- _Exercise requirements_:
Work out the number of lines containing "Überblick". Give that number alone.

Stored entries

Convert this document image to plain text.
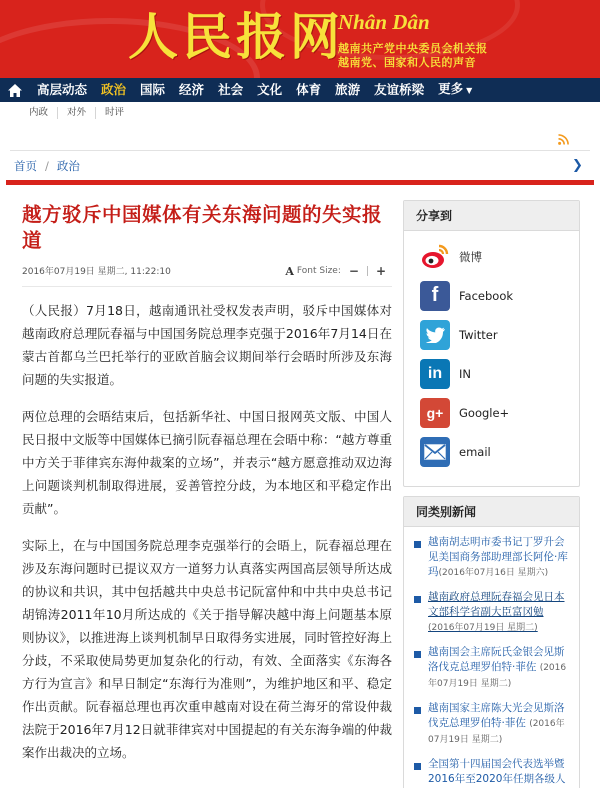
人民报网
Nhân Dân
越南共产党中央委员会机关报
越南党、国家和人民的声音
高层动态	政治	国际	经济	社会	文化	体育	旅游	友谊桥梁	更多 ▼
内政	对外	时评
首页 / 政治	❯
越方驳斥中国媒体有关东海问题的失实报道
2016年07月19日 星期二, 11:22:10	A Font Size: − +

（人民报）7月18日，越南通讯社受权发表声明，驳斥中国媒体对越南政府总理阮春福与中国国务院总理李克强于2016年7月14日在蒙古首都乌兰巴托举行的亚欧首脑会议期间举行会晤时所涉及东海问题的失实报道。

两位总理的会晤结束后，包括新华社、中国日报网英文版、中国人民日报中文版等中国媒体已摘引阮春福总理在会晤中称：“越方尊重中方关于菲律宾东海仲裁案的立场”，并表示“越方愿意推动双边海上问题谈判机制取得进展，妥善管控分歧，为本地区和平稳定作出贡献”。

实际上，在与中国国务院总理李克强举行的会晤上，阮春福总理在涉及东海问题时已提议双方一道努力认真落实两国高层领导所达成的协议和共识，其中包括越共中央总书记阮富仲和中共中央总书记胡锦涛2011年10月所达成的《关于指导解决越中海上问题基本原则协议》，以推进海上谈判机制早日取得务实进展，同时管控好海上分歧，不采取使局势更加复杂化的行动，有效、全面落实《东海各方行为宣言》和早日制定“东海行为准则”，为维护地区和平、稳定作出贡献。阮春福总理也再次重申越南对设在荷兰海牙的常设仲裁法院于2016年7月12日就菲律宾对中国提起的有关东海争端的仲裁案作出裁决的立场。

分享到
微博
f	Facebook
Twitter
in	IN
g+	Google+
email
同类别新闻
越南胡志明市委书记丁罗升会见美国商务部助理部长阿伦·库玛(2016年07月16日 星期六)
越南政府总理阮春福会见日本文部科学省副大臣富冈勉(2016年07月19日 星期二)
越南国会主席阮氏金银会见斯洛伐克总理罗伯特·菲佐 (2016年07月19日 星期二)
越南国家主席陈大光会见斯洛伐克总理罗伯特·菲佐 (2016年07月19日 星期二)
全国第十四届国会代表选举暨2016年至2020年任期各级人
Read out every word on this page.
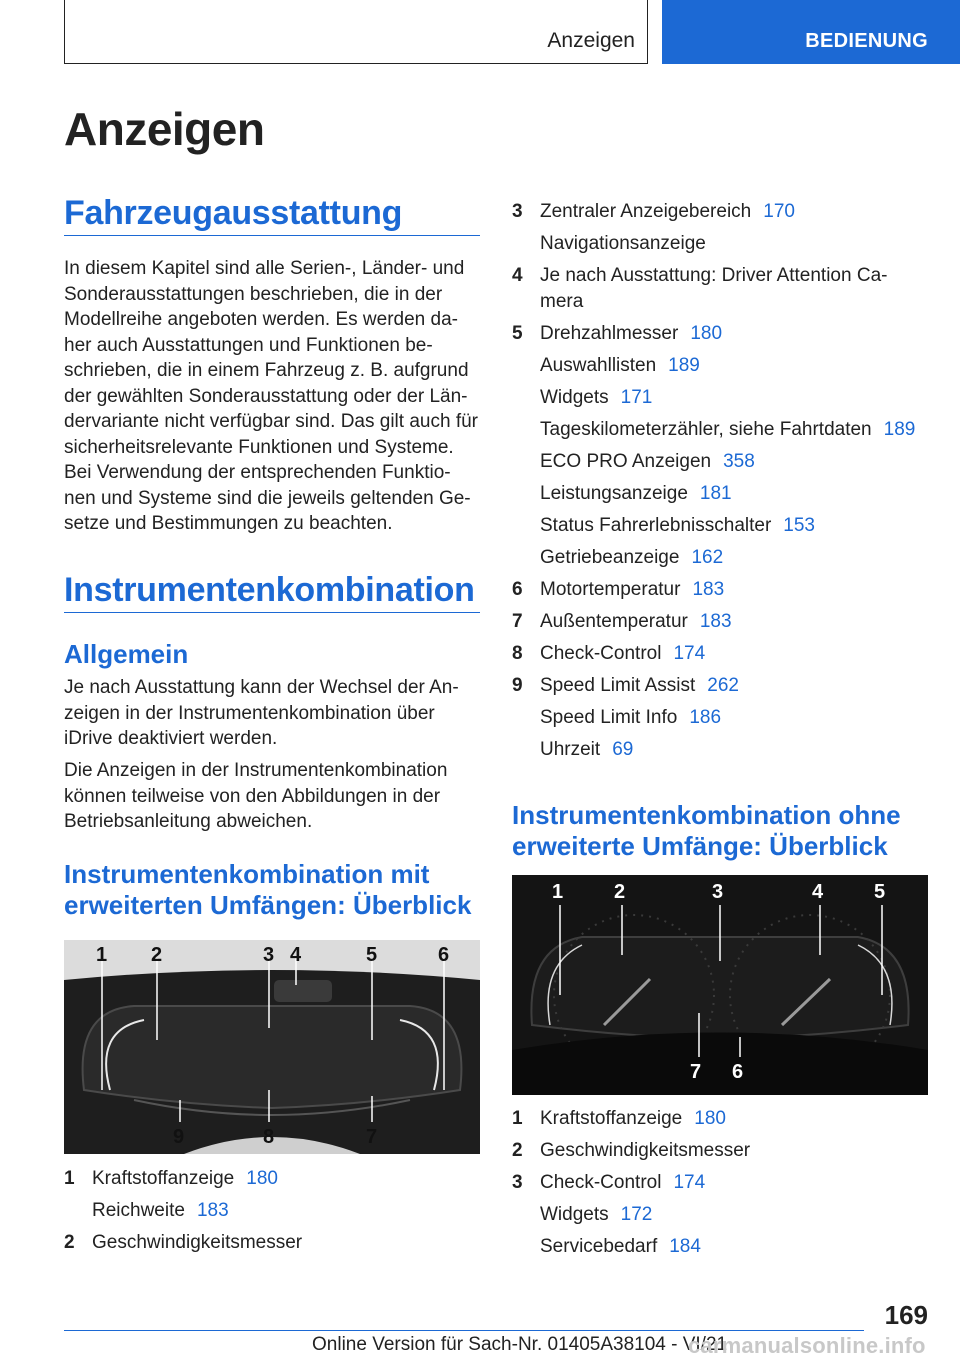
Anzeigen	BEDIENUNG
Anzeigen
Fahrzeugausstattung
In diesem Kapitel sind alle Serien-, Länder- und
Sonderausstattungen beschrieben, die in der
Modellreihe angeboten werden. Es werden da-
her auch Ausstattungen und Funktionen be-
schrieben, die in einem Fahrzeug z. B. aufgrund
der gewählten Sonderausstattung oder der Län-
dervariante nicht verfügbar sind. Das gilt auch für
sicherheitsrelevante Funktionen und Systeme.
Bei Verwendung der entsprechenden Funktio-
nen und Systeme sind die jeweils geltenden Ge-
setze und Bestimmungen zu beachten.
Instrumentenkombination
Allgemein
Je nach Ausstattung kann der Wechsel der An-
zeigen in der Instrumentenkombination über
iDrive deaktiviert werden.
Die Anzeigen in der Instrumentenkombination
können teilweise von den Abbildungen in der
Betriebsanleitung abweichen.
Instrumentenkombination mit
erweiterten Umfängen: Überblick
1 2	3 4	5	6
9	8	7
1 Kraftstoffanzeige 180
Reichweite 183
2 Geschwindigkeitsmesser
3 Zentraler Anzeigebereich 170
Navigationsanzeige
4 Je nach Ausstattung: Driver Attention Ca-
mera
5 Drehzahlmesser 180
Auswahllisten 189
Widgets 171
Tageskilometerzähler, siehe Fahrtdaten 189
ECO PRO Anzeigen 358
Leistungsanzeige 181
Status Fahrerlebnisschalter 153
Getriebeanzeige 162
6 Motortemperatur 183
7 Außentemperatur 183
8 Check-Control 174
9 Speed Limit Assist 262
Speed Limit Info 186
Uhrzeit 69
Instrumentenkombination ohne
erweiterte Umfänge: Überblick
1	2	3	4	5
7 6
1 Kraftstoffanzeige 180
2 Geschwindigkeitsmesser
3 Check-Control 174
Widgets 172
Servicebedarf 184
169
Online Version für Sach-Nr. 01405A38104 - VI/21
carmanualsonline.info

- _Reply to the exercise_:
2